§ EXERCISE: Copy out every line in which the string "image" occurs.

-- Begin RAW DATA --

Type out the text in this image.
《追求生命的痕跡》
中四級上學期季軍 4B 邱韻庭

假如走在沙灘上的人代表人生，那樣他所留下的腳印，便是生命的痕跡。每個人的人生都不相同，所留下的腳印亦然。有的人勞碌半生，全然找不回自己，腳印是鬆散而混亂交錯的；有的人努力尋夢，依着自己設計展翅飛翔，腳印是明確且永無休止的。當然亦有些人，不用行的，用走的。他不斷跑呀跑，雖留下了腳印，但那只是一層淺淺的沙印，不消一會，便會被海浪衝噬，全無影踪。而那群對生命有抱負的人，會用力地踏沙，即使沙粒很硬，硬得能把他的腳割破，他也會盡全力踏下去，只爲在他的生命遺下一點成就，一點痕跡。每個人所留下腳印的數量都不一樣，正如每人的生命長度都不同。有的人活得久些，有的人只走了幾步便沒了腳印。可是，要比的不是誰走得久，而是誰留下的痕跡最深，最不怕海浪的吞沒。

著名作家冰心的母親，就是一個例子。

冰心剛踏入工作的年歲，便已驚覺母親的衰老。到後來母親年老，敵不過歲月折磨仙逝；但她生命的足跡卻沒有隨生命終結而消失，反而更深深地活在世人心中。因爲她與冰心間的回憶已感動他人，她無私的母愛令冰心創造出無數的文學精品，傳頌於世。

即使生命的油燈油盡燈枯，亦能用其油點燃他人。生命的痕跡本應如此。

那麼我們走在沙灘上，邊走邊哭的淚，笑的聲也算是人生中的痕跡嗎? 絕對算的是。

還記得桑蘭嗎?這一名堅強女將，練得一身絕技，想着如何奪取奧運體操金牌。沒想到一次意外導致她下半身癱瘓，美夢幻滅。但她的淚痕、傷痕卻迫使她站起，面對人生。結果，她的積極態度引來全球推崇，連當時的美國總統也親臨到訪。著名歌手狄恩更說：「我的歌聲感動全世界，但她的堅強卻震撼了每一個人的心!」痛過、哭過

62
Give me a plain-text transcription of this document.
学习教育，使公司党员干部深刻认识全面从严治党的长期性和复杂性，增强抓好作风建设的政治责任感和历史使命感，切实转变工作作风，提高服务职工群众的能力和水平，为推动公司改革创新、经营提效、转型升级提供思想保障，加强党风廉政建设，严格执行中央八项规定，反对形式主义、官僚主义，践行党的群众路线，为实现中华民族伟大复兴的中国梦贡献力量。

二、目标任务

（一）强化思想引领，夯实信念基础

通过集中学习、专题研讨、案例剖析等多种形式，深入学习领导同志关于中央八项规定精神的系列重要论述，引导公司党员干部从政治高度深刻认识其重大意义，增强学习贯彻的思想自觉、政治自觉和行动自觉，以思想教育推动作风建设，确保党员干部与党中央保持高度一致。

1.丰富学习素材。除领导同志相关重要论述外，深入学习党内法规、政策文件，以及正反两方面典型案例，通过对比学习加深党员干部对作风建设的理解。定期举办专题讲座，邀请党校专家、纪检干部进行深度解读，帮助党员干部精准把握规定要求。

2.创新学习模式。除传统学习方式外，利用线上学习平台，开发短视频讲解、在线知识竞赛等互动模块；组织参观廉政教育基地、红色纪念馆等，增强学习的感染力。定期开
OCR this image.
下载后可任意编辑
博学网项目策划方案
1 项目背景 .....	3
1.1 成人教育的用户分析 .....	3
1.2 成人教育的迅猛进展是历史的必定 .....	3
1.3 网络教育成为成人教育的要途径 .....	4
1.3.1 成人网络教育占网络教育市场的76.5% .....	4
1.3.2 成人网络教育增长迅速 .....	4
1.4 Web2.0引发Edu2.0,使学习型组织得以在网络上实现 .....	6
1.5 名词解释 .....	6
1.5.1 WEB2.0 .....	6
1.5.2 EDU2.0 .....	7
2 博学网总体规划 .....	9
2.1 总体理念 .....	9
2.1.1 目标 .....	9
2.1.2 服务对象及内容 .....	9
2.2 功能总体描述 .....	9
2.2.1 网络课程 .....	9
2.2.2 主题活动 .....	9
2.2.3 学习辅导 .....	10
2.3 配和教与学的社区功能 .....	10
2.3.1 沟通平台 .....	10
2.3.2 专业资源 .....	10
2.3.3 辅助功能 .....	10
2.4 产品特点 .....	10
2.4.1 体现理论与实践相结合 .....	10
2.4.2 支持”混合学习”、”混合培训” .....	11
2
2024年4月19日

-- End RAW DATA --

§ PROBLEM SOLUTION:
Type out the text in this image.
OCR this image.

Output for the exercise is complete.